▸ OBJECTIVES:
1. In the chocolate bunny story, who ate part of Elise's bunny?
2. Using the chocolate bunny story, explain why Elise's friends often choose a vanilla cake for birthday parties.
3. Pick up the chocolate bunny story after its final line and keep it going.

She Will Make A GREAT Parent
This is not my story, but it’s too
delicious not to tell. Pun intended.
Maddie’s friend Elise has historically disliked chocolate, to
the point that Elise’s friends will often choose a vanilla
cake for a birthday party so “Elise will want some
too.” This is not anything the girl has done to force her way
– it’s simply a measure of how much her friends like
her.
So when Elise asked for a chocolate bunny for Easter for the first
time, to call it huge would be an understatement. Both parents
checked in – yes, she really meant it. Rite of passage, or a
genuine taste change? Who could tell, and who cared. The bunny was
coming, and the subject of much discussion. Elise made it clear
that the bunny was hers – and ONLY hers – and she would
savor it slowly in her own time whilst it remained off-limits to
the rest of the household.
Elise did indeed take her time with the
bunny, apparently nibbling from the bottom up, and the thing
disappeared with almost agonizing slowness. One day about a week
ago, Elise’s mother Mary noticed that the bunny seemed, well,
shorter than it had been the last time Elise had nibbled on it.
When Mary confronted the dad, TJ, he admitted that he had indeed
had a little snack off of Peter Rabbit but said, “Elise will
never notice. Trust me.”
Famous last words.
A few nights later, Elise was walking past The Bunny when she did a
double take. “Are you kidding me?” she asked as she
slowly turned back to it. “Are you KIDDING me?” she
shrieked after getting a good look. She turned towards the room,
her eyes scanning relentlessly until they came to rest on a
squirming TJ. “Daddy, did you eat part of MY BUNNY?”

Extracted records:
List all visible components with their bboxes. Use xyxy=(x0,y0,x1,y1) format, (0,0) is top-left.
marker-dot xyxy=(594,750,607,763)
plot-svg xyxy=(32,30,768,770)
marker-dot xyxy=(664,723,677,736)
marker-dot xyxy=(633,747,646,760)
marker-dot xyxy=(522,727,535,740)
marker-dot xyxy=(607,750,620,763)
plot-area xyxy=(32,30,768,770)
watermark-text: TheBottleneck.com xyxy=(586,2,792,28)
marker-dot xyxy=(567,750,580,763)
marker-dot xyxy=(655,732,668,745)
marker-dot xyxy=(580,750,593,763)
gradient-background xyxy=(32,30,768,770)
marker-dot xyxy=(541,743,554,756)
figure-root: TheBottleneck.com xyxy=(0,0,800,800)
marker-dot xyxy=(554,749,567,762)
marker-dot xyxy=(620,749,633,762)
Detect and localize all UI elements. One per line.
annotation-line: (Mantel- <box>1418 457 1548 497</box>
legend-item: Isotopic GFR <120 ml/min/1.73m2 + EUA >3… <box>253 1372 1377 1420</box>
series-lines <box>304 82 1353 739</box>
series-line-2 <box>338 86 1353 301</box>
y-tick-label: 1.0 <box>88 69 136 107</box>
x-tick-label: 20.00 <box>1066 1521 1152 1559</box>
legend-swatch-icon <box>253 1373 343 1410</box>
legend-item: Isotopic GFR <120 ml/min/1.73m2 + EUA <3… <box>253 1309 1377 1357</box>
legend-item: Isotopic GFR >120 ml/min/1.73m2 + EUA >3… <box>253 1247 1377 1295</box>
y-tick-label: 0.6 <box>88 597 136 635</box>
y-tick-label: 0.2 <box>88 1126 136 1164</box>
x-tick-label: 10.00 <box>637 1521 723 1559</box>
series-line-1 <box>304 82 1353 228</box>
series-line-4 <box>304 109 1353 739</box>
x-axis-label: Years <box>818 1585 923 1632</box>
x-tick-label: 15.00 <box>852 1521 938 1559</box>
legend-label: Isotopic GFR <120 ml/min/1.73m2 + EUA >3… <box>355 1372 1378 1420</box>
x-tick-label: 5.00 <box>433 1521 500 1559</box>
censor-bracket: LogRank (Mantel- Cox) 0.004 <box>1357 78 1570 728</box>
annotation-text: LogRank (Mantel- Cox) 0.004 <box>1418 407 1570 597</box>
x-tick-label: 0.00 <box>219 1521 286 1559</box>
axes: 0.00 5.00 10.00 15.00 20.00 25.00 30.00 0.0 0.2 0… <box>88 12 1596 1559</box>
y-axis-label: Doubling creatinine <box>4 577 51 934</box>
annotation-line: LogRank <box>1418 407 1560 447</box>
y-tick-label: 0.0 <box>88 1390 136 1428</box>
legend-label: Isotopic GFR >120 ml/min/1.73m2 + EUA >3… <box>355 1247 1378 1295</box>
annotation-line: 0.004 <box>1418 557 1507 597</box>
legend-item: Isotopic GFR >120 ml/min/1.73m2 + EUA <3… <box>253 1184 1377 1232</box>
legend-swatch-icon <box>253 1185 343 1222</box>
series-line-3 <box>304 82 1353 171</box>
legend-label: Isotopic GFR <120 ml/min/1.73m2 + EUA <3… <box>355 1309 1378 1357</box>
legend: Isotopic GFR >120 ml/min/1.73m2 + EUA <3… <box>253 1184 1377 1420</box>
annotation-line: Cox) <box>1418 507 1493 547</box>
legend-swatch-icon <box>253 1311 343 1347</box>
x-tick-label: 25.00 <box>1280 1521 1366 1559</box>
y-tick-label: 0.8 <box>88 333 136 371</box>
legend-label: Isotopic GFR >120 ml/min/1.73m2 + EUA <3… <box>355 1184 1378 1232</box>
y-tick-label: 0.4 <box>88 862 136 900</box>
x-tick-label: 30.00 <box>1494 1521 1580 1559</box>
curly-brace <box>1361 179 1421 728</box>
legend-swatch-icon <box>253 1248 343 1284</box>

▸ ANSWERS PROVIDED:
1. Her dad, TJ.

2. Elise has historically disliked chocolate, so her friends pick vanilla so that she will want some too. The story says this isn't because Elise forces her way but shows how much her friends like her.

3.
To his credit, at least the man didn’t lie.
“Well, yes, baby, I did, but just a tiny bit. I’m
sorry,” he said humbly.
Elise stared at him in disbelief. “A TINY bit?” she
said. “There’s, like, a FIFTH of it gone!”
(They’ve been learning fractions in school. Well done,
Elise.) And then she ran up to her room, slammed the door, and
sobbed for an eternity.
The parents sat downstairs listening to their daughter wail. TJ
looked at his wife. “I kinda think you deserve this
one,” she said frankly. And TJ got up and went to face his
daughter.
Elise really pulled out all the stops on the ole father-daughter
talk that ensued, polishing off such gems as “If you’d
only asked I’d have GIVEN you a piece!” and “I
don’t understand. I TRUSTED you!” I swear, the girl has
an instinct for the exact right thing to say. In a knife-twisting
kind of way.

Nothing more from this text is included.